_What you are asked to do_:
Pictures aside, quote the whole listing exactly.

_Material provided_:
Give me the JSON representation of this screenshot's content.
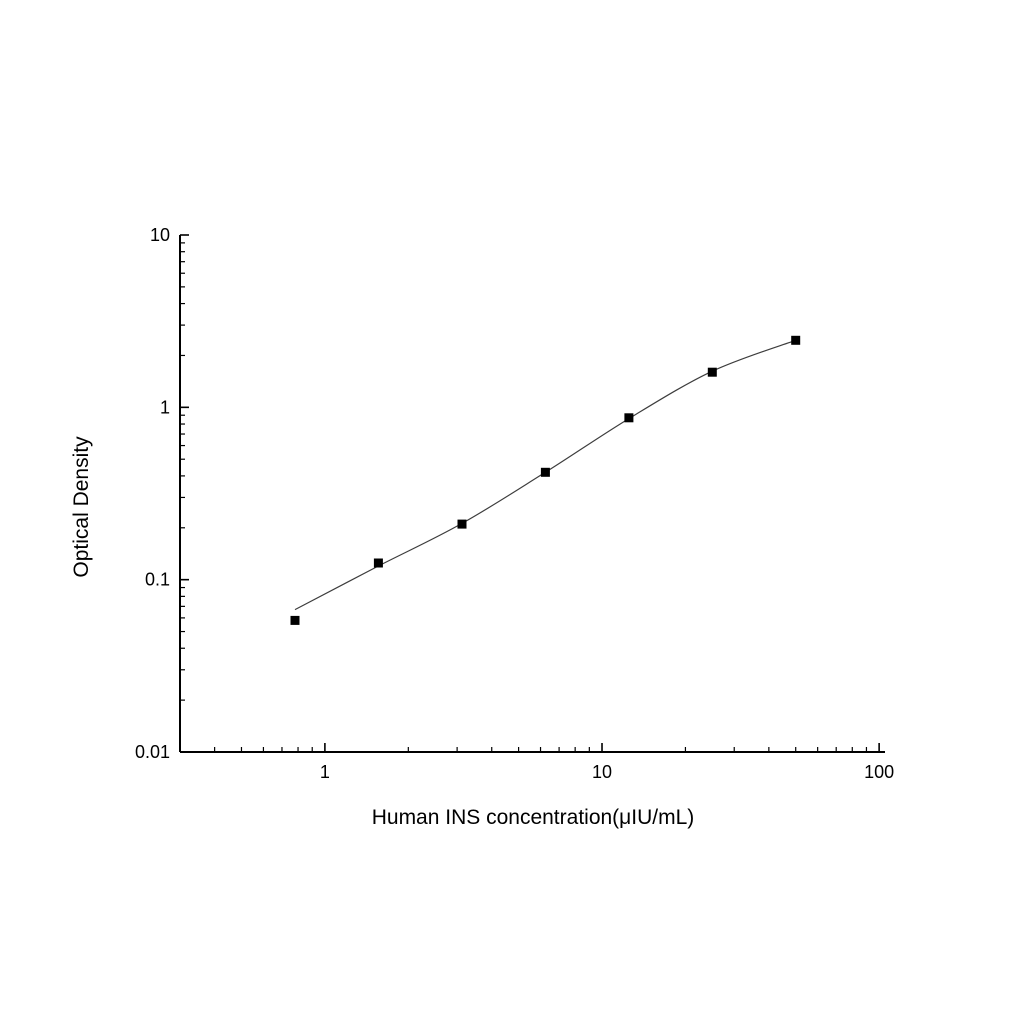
{
  "figure": {
    "background": "#ffffff"
  },
  "chart_data": {
    "type": "scatter",
    "title": "",
    "xlabel": "Human INS concentration(μIU/mL)",
    "ylabel": "Optical Density",
    "x_scale": "log",
    "y_scale": "log",
    "xlim": [
      0.3,
      105
    ],
    "ylim": [
      0.01,
      10
    ],
    "grid": false,
    "legend": null,
    "x_ticks": [
      {
        "value": 1,
        "label": "1"
      },
      {
        "value": 10,
        "label": "10"
      },
      {
        "value": 100,
        "label": "100"
      }
    ],
    "y_ticks": [
      {
        "value": 0.01,
        "label": "0.01"
      },
      {
        "value": 0.1,
        "label": "0.1"
      },
      {
        "value": 1,
        "label": "1"
      },
      {
        "value": 10,
        "label": "10"
      }
    ],
    "points": [
      {
        "x": 0.78,
        "y": 0.058
      },
      {
        "x": 1.56,
        "y": 0.125
      },
      {
        "x": 3.125,
        "y": 0.21
      },
      {
        "x": 6.25,
        "y": 0.42
      },
      {
        "x": 12.5,
        "y": 0.87
      },
      {
        "x": 25,
        "y": 1.6
      },
      {
        "x": 50,
        "y": 2.45
      }
    ],
    "fit_curve": [
      {
        "x": 0.78,
        "y": 0.067
      },
      {
        "x": 1.56,
        "y": 0.12
      },
      {
        "x": 3.125,
        "y": 0.212
      },
      {
        "x": 6.25,
        "y": 0.42
      },
      {
        "x": 12.5,
        "y": 0.86
      },
      {
        "x": 25,
        "y": 1.62
      },
      {
        "x": 50,
        "y": 2.45
      }
    ],
    "marker": {
      "shape": "square",
      "size": 9,
      "color": "#000000"
    },
    "line_color": "#3d3d3d"
  }
}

_Solution to this problem_:
Give me the JSON representation of this screenshot's content.
{
  "figure": {
    "background": "#ffffff"
  },
  "chart_data": {
    "type": "scatter",
    "title": "",
    "xlabel": "Human INS concentration(μIU/mL)",
    "ylabel": "Optical Density",
    "x_scale": "log",
    "y_scale": "log",
    "xlim": [
      0.3,
      105
    ],
    "ylim": [
      0.01,
      10
    ],
    "grid": false,
    "legend": null,
    "x_ticks": [
      {
        "value": 1,
        "label": "1"
      },
      {
        "value": 10,
        "label": "10"
      },
      {
        "value": 100,
        "label": "100"
      }
    ],
    "y_ticks": [
      {
        "value": 0.01,
        "label": "0.01"
      },
      {
        "value": 0.1,
        "label": "0.1"
      },
      {
        "value": 1,
        "label": "1"
      },
      {
        "value": 10,
        "label": "10"
      }
    ],
    "points": [
      {
        "x": 0.78,
        "y": 0.058
      },
      {
        "x": 1.56,
        "y": 0.125
      },
      {
        "x": 3.125,
        "y": 0.21
      },
      {
        "x": 6.25,
        "y": 0.42
      },
      {
        "x": 12.5,
        "y": 0.87
      },
      {
        "x": 25,
        "y": 1.6
      },
      {
        "x": 50,
        "y": 2.45
      }
    ],
    "fit_curve": [
      {
        "x": 0.78,
        "y": 0.067
      },
      {
        "x": 1.56,
        "y": 0.12
      },
      {
        "x": 3.125,
        "y": 0.212
      },
      {
        "x": 6.25,
        "y": 0.42
      },
      {
        "x": 12.5,
        "y": 0.86
      },
      {
        "x": 25,
        "y": 1.62
      },
      {
        "x": 50,
        "y": 2.45
      }
    ],
    "marker": {
      "shape": "square",
      "size": 9,
      "color": "#000000"
    },
    "line_color": "#3d3d3d"
  }
}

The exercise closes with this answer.